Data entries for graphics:
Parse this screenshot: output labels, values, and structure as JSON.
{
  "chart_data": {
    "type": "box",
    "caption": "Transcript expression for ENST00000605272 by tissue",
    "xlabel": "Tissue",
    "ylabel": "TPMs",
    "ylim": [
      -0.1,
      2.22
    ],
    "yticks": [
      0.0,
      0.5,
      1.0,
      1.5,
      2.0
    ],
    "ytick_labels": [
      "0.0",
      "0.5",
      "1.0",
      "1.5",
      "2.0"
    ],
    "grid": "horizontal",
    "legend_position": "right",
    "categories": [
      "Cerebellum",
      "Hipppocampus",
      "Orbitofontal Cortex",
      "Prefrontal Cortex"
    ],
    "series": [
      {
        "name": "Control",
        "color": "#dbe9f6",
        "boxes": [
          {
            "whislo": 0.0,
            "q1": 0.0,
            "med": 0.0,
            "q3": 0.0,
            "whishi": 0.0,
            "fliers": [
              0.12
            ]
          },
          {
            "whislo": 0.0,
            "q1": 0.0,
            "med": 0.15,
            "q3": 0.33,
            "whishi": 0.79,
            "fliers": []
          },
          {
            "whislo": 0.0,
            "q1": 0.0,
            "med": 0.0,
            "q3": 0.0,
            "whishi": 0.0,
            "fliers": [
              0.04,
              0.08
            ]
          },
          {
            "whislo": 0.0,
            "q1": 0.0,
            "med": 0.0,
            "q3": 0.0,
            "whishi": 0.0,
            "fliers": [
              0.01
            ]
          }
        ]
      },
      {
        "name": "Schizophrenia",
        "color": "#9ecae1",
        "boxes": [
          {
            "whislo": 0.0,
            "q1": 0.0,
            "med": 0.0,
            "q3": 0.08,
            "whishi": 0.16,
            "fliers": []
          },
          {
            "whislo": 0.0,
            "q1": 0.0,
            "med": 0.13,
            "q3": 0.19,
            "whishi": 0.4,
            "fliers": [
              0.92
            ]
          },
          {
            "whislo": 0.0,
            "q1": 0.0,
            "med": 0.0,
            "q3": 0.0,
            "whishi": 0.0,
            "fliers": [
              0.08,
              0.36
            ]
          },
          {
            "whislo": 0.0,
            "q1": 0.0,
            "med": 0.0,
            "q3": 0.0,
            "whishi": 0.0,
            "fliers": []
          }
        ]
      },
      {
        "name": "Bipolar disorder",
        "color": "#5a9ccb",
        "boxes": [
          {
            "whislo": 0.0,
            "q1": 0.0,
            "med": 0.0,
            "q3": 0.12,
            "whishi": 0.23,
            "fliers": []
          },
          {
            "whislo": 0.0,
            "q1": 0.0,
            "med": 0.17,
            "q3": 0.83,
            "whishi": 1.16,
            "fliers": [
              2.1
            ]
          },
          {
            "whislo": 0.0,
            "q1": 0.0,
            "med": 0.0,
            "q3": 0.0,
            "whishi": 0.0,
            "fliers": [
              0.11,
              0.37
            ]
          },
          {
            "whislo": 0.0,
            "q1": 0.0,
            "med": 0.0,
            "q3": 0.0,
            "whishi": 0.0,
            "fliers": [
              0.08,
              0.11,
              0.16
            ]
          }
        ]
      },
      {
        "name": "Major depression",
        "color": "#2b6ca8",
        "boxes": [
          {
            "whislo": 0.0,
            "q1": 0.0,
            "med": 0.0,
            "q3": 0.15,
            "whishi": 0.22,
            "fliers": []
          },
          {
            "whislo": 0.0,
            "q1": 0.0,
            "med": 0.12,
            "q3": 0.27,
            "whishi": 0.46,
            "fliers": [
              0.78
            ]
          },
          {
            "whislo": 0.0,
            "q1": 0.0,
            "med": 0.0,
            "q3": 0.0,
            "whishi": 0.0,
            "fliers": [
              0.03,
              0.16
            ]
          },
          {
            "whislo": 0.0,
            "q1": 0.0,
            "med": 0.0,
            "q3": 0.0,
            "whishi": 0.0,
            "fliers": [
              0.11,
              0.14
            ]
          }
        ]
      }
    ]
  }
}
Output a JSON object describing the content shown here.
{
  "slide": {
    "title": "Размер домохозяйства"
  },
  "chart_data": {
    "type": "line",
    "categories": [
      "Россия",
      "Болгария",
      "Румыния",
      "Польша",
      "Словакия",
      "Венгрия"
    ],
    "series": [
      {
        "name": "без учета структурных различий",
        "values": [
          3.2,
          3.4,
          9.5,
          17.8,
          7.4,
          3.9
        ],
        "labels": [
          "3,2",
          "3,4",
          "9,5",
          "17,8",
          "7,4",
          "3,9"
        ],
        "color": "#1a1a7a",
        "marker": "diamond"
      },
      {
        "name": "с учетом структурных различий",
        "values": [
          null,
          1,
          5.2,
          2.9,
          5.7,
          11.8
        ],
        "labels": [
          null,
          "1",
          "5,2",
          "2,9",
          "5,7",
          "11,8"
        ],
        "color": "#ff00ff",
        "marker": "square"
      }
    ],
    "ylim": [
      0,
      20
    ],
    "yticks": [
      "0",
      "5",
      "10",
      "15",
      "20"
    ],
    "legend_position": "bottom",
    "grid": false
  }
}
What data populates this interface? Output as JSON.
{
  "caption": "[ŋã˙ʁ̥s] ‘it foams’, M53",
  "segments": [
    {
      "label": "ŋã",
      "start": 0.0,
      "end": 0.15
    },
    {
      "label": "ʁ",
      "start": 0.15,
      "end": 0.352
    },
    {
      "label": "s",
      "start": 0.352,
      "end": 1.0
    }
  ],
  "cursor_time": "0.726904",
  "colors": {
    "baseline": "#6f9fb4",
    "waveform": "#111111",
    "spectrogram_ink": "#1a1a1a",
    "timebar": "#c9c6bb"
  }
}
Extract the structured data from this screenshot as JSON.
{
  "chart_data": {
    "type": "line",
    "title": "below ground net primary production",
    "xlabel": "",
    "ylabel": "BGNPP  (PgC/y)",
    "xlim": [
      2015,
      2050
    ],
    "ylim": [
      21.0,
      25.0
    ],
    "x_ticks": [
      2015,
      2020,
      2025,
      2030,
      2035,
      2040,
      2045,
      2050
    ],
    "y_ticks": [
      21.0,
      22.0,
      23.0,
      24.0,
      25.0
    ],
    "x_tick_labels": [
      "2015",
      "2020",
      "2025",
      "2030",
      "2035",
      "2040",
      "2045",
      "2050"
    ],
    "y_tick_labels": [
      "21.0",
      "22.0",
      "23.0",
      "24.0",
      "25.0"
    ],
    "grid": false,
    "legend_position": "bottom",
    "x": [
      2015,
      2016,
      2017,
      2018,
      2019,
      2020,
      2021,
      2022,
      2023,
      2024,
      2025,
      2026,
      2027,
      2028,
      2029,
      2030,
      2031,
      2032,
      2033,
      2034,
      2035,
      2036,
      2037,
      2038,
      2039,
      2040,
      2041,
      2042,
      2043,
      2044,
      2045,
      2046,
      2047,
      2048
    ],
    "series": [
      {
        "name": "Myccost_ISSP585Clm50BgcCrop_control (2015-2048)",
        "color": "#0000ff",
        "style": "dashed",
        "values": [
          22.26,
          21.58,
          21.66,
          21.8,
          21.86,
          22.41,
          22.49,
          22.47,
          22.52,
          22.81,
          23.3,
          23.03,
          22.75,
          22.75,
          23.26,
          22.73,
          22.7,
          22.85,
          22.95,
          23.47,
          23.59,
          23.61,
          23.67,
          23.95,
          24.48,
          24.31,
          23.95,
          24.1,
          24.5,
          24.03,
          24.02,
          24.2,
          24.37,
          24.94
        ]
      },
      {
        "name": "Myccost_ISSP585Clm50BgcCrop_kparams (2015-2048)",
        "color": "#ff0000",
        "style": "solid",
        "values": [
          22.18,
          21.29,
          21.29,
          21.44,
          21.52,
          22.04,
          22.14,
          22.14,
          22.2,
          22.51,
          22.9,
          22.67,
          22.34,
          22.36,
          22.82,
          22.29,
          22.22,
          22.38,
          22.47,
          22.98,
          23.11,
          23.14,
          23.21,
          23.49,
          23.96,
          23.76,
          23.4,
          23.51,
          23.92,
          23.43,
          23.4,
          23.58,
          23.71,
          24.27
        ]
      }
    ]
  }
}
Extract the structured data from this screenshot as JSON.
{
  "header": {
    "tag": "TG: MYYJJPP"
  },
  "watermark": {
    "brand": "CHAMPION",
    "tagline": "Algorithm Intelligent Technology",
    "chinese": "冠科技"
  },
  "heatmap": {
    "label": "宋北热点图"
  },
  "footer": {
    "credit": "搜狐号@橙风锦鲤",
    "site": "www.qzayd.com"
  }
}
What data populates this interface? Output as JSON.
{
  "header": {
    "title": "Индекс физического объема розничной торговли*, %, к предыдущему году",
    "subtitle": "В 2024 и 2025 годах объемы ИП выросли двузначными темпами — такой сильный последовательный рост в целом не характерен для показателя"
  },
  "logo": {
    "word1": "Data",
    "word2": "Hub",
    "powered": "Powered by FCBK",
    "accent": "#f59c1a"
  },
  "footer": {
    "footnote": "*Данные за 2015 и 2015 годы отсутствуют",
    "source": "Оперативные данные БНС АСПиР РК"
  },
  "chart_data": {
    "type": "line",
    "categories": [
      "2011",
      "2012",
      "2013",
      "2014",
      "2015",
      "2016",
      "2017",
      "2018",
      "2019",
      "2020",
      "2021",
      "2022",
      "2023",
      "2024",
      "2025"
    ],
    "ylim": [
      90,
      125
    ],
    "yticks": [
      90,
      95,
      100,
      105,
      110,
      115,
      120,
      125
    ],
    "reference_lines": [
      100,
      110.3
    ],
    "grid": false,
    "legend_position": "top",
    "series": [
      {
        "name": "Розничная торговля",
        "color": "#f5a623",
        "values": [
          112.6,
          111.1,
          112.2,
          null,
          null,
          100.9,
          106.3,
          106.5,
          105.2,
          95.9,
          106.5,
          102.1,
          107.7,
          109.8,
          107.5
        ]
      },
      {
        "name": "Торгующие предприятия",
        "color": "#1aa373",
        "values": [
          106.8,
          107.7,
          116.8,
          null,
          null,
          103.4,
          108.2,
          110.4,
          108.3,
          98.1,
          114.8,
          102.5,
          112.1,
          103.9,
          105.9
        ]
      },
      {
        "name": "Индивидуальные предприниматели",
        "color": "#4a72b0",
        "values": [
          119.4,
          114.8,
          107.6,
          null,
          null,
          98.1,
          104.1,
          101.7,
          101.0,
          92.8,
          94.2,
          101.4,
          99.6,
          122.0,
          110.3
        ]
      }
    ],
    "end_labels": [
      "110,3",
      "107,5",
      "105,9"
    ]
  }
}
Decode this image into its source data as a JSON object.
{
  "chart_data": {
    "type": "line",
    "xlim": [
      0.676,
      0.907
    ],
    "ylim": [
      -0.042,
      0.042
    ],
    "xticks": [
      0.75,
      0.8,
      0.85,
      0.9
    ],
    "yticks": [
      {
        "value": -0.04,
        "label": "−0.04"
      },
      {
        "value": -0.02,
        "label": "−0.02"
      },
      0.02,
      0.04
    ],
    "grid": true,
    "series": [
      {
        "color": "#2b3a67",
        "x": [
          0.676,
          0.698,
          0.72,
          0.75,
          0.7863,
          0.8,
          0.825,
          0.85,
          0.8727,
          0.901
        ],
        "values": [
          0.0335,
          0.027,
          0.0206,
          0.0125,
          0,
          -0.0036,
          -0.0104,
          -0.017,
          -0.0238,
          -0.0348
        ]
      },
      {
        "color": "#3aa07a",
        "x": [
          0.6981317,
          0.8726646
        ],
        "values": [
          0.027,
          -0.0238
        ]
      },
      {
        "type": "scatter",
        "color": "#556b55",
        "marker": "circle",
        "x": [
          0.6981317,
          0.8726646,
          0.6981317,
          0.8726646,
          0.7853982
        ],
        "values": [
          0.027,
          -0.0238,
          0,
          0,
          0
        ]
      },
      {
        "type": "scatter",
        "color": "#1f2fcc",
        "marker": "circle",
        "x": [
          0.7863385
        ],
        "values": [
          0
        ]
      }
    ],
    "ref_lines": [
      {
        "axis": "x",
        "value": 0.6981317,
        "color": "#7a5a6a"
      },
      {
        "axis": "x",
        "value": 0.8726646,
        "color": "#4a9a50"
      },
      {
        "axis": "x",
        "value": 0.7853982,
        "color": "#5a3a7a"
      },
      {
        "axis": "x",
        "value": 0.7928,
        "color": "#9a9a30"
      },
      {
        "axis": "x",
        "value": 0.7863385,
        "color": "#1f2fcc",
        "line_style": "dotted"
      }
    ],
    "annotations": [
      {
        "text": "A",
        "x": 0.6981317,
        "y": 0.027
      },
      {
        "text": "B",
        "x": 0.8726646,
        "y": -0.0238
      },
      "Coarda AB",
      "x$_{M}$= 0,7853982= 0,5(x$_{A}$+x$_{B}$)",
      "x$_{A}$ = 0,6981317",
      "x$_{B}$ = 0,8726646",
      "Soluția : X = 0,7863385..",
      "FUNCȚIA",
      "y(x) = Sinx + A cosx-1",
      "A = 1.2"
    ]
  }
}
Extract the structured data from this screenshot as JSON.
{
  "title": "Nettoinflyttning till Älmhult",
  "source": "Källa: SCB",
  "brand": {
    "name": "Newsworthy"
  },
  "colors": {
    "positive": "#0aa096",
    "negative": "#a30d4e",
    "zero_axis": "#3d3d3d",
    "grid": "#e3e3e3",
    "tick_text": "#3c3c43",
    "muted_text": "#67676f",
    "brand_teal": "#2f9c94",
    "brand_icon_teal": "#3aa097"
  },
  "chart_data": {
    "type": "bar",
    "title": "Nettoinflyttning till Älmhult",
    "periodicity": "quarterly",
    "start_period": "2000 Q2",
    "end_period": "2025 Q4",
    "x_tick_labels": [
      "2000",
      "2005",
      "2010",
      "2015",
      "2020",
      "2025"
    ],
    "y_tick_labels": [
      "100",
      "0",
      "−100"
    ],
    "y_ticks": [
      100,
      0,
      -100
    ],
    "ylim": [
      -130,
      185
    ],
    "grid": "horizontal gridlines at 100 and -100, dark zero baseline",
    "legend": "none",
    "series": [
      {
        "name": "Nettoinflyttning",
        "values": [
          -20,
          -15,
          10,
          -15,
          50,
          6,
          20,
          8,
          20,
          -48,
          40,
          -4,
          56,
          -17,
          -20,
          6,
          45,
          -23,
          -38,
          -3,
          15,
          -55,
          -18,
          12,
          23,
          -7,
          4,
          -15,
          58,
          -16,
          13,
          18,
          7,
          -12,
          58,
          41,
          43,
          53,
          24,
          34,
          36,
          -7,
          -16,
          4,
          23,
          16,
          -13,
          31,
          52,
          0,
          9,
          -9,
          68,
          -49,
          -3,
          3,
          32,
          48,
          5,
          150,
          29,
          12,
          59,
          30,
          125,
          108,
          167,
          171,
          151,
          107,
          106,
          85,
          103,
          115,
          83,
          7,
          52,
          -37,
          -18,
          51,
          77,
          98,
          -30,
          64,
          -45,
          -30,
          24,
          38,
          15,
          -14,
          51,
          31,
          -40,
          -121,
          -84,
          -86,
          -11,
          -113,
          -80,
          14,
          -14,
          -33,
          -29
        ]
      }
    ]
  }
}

### GOAL:
Using the data above, copy each line that contains "caption".

### OUTPUT BELOW:
    "caption": "Transcript expression for ENST00000605272 by tissue",
  "caption": "[ŋã˙ʁ̥s] ‘it foams’, M53",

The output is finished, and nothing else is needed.